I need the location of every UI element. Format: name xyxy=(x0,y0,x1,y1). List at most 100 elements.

###

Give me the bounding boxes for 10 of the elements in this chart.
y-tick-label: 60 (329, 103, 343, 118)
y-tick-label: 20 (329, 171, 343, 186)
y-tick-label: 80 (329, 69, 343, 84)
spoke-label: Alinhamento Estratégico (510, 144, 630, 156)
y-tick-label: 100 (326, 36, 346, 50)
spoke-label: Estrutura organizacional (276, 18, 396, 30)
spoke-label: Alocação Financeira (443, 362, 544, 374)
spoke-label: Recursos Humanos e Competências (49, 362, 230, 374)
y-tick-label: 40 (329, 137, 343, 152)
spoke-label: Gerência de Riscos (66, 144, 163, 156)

###

→ **TASK OBJECTIVE**:
Rewrite the stretch of rows from the line containing "Give me the" through the line containing "spoke-label: Gerência de", swapping "spoke-label" for "radial-label" and leaving everything else unchanged.

→ **RESPONSE TO THE TASK**:
Give me the bounding boxes for 10 of the elements in this chart.
y-tick-label: 60 (329, 103, 343, 118)
y-tick-label: 20 (329, 171, 343, 186)
y-tick-label: 80 (329, 69, 343, 84)
radial-label: Alinhamento Estratégico (510, 144, 630, 156)
y-tick-label: 100 (326, 36, 346, 50)
radial-label: Estrutura organizacional (276, 18, 396, 30)
radial-label: Alocação Financeira (443, 362, 544, 374)
radial-label: Recursos Humanos e Competências (49, 362, 230, 374)
y-tick-label: 40 (329, 137, 343, 152)
radial-label: Gerência de Riscos (66, 144, 163, 156)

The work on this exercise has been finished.